▸ EXERCISE DIRECTIONS: Each line of the material must be repeated precisely, with the pictures left out.

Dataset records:
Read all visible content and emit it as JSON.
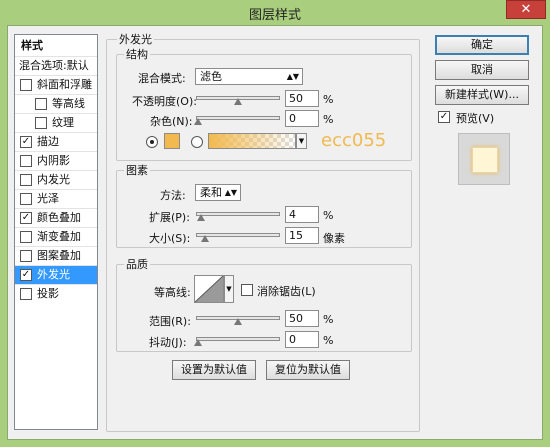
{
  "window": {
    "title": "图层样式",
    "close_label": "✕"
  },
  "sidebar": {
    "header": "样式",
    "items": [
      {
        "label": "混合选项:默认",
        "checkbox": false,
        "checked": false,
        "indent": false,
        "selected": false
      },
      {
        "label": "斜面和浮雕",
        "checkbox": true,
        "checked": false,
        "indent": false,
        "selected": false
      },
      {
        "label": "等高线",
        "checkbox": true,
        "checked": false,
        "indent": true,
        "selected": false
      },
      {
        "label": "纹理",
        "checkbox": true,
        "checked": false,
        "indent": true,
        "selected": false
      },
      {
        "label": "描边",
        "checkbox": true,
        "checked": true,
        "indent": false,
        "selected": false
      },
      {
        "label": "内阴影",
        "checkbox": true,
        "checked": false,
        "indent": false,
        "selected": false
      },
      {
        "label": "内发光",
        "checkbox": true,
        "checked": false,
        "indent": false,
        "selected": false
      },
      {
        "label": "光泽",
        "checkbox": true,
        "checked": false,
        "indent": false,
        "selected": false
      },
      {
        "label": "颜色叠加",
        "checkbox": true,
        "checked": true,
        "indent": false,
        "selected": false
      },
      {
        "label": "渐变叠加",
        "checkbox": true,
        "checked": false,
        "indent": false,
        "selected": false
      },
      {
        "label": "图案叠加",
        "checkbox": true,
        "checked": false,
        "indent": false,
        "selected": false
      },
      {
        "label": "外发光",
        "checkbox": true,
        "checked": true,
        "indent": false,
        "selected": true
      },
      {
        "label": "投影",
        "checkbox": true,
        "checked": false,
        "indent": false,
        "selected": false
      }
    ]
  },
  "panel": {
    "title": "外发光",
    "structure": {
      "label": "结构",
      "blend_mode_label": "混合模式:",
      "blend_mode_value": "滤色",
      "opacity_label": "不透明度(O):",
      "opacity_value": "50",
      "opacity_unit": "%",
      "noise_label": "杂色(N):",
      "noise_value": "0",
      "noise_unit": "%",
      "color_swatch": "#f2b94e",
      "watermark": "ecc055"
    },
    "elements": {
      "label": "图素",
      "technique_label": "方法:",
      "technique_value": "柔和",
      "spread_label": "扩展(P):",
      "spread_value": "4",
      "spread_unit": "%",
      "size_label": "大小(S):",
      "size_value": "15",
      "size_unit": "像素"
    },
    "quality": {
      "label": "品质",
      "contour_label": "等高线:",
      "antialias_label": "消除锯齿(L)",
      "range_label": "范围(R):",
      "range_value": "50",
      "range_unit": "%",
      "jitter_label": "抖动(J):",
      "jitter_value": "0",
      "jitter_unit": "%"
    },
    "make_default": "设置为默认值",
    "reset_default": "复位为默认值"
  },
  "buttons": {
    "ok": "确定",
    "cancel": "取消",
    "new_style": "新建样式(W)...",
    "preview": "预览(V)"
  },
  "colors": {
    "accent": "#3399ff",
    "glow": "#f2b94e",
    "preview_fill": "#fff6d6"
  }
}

▸ COMPLETED TASK:
Read all visible content and emit it as JSON.
{
  "window": {
    "title": "图层样式",
    "close_label": "✕"
  },
  "sidebar": {
    "header": "样式",
    "items": [
      {
        "label": "混合选项:默认",
        "checkbox": false,
        "checked": false,
        "indent": false,
        "selected": false
      },
      {
        "label": "斜面和浮雕",
        "checkbox": true,
        "checked": false,
        "indent": false,
        "selected": false
      },
      {
        "label": "等高线",
        "checkbox": true,
        "checked": false,
        "indent": true,
        "selected": false
      },
      {
        "label": "纹理",
        "checkbox": true,
        "checked": false,
        "indent": true,
        "selected": false
      },
      {
        "label": "描边",
        "checkbox": true,
        "checked": true,
        "indent": false,
        "selected": false
      },
      {
        "label": "内阴影",
        "checkbox": true,
        "checked": false,
        "indent": false,
        "selected": false
      },
      {
        "label": "内发光",
        "checkbox": true,
        "checked": false,
        "indent": false,
        "selected": false
      },
      {
        "label": "光泽",
        "checkbox": true,
        "checked": false,
        "indent": false,
        "selected": false
      },
      {
        "label": "颜色叠加",
        "checkbox": true,
        "checked": true,
        "indent": false,
        "selected": false
      },
      {
        "label": "渐变叠加",
        "checkbox": true,
        "checked": false,
        "indent": false,
        "selected": false
      },
      {
        "label": "图案叠加",
        "checkbox": true,
        "checked": false,
        "indent": false,
        "selected": false
      },
      {
        "label": "外发光",
        "checkbox": true,
        "checked": true,
        "indent": false,
        "selected": true
      },
      {
        "label": "投影",
        "checkbox": true,
        "checked": false,
        "indent": false,
        "selected": false
      }
    ]
  },
  "panel": {
    "title": "外发光",
    "structure": {
      "label": "结构",
      "blend_mode_label": "混合模式:",
      "blend_mode_value": "滤色",
      "opacity_label": "不透明度(O):",
      "opacity_value": "50",
      "opacity_unit": "%",
      "noise_label": "杂色(N):",
      "noise_value": "0",
      "noise_unit": "%",
      "color_swatch": "#f2b94e",
      "watermark": "ecc055"
    },
    "elements": {
      "label": "图素",
      "technique_label": "方法:",
      "technique_value": "柔和",
      "spread_label": "扩展(P):",
      "spread_value": "4",
      "spread_unit": "%",
      "size_label": "大小(S):",
      "size_value": "15",
      "size_unit": "像素"
    },
    "quality": {
      "label": "品质",
      "contour_label": "等高线:",
      "antialias_label": "消除锯齿(L)",
      "range_label": "范围(R):",
      "range_value": "50",
      "range_unit": "%",
      "jitter_label": "抖动(J):",
      "jitter_value": "0",
      "jitter_unit": "%"
    },
    "make_default": "设置为默认值",
    "reset_default": "复位为默认值"
  },
  "buttons": {
    "ok": "确定",
    "cancel": "取消",
    "new_style": "新建样式(W)...",
    "preview": "预览(V)"
  },
  "colors": {
    "accent": "#3399ff",
    "glow": "#f2b94e",
    "preview_fill": "#fff6d6"
  }
}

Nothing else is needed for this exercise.